Transcribe the records that follow in their entirety, omitting any pictures.

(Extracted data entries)
########
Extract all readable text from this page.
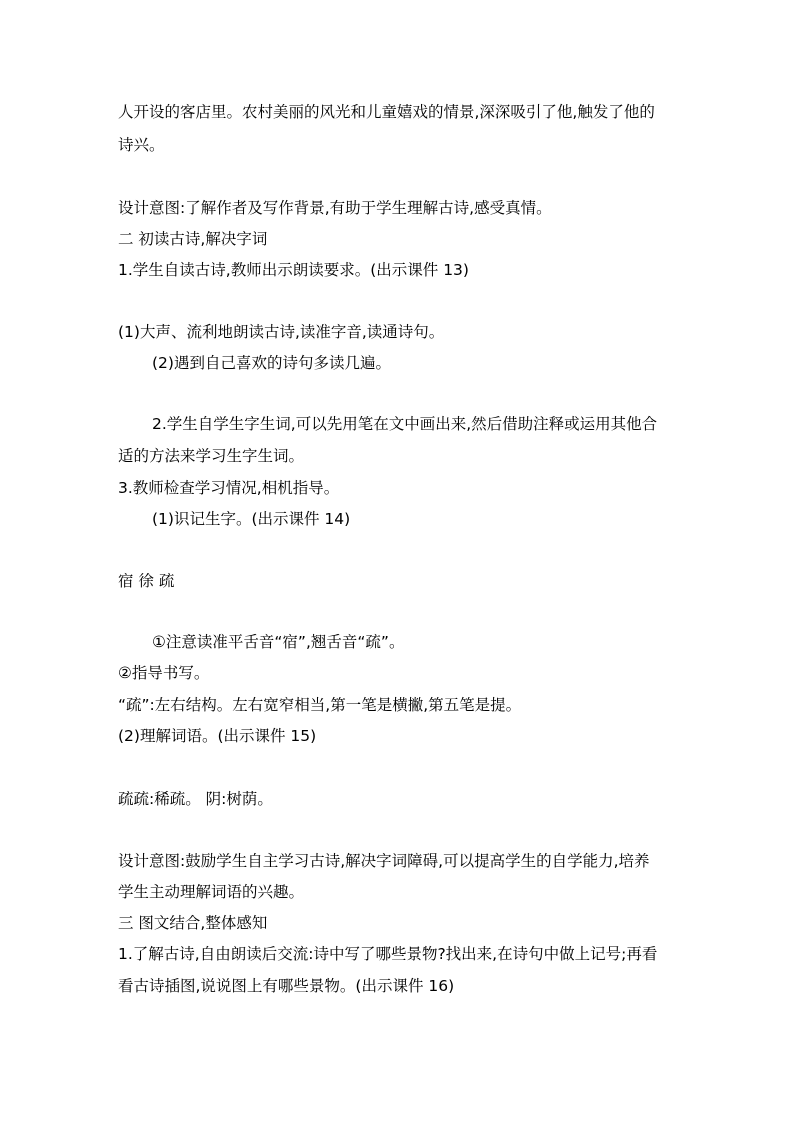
人开设的客店里。农村美丽的风光和儿童嬉戏的情景,深深吸引了他,触发了他的
诗兴。
设计意图:了解作者及写作背景,有助于学生理解古诗,感受真情。
二 初读古诗,解决字词
1.学生自读古诗,教师出示朗读要求。(出示课件 13)
(1)大声、流利地朗读古诗,读准字音,读通诗句。
(2)遇到自己喜欢的诗句多读几遍。
2.学生自学生字生词,可以先用笔在文中画出来,然后借助注释或运用其他合
适的方法来学习生字生词。
3.教师检查学习情况,相机指导。
(1)识记生字。(出示课件 14)
宿 徐 疏
①注意读准平舌音“宿”,翘舌音“疏”。
②指导书写。
“疏”:左右结构。左右宽窄相当,第一笔是横撇,第五笔是提。
(2)理解词语。(出示课件 15)
疏疏:稀疏。 阴:树荫。
设计意图:鼓励学生自主学习古诗,解决字词障碍,可以提高学生的自学能力,培养
学生主动理解词语的兴趣。
三 图文结合,整体感知
1.了解古诗,自由朗读后交流:诗中写了哪些景物?找出来,在诗句中做上记号;再看
看古诗插图,说说图上有哪些景物。(出示课件 16)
########
# [Output for this task]
Extract all readable text from this page.
人开设的客店里。农村美丽的风光和儿童嬉戏的情景,深深吸引了他,触发了他的
诗兴。
设计意图:了解作者及写作背景,有助于学生理解古诗,感受真情。
二 初读古诗,解决字词
1.学生自读古诗,教师出示朗读要求。(出示课件 13)
(1)大声、流利地朗读古诗,读准字音,读通诗句。
(2)遇到自己喜欢的诗句多读几遍。
2.学生自学生字生词,可以先用笔在文中画出来,然后借助注释或运用其他合
适的方法来学习生字生词。
3.教师检查学习情况,相机指导。
(1)识记生字。(出示课件 14)
宿 徐 疏
①注意读准平舌音“宿”,翘舌音“疏”。
②指导书写。
“疏”:左右结构。左右宽窄相当,第一笔是横撇,第五笔是提。
(2)理解词语。(出示课件 15)
疏疏:稀疏。 阴:树荫。
设计意图:鼓励学生自主学习古诗,解决字词障碍,可以提高学生的自学能力,培养
学生主动理解词语的兴趣。
三 图文结合,整体感知
1.了解古诗,自由朗读后交流:诗中写了哪些景物?找出来,在诗句中做上记号;再看
看古诗插图,说说图上有哪些景物。(出示课件 16)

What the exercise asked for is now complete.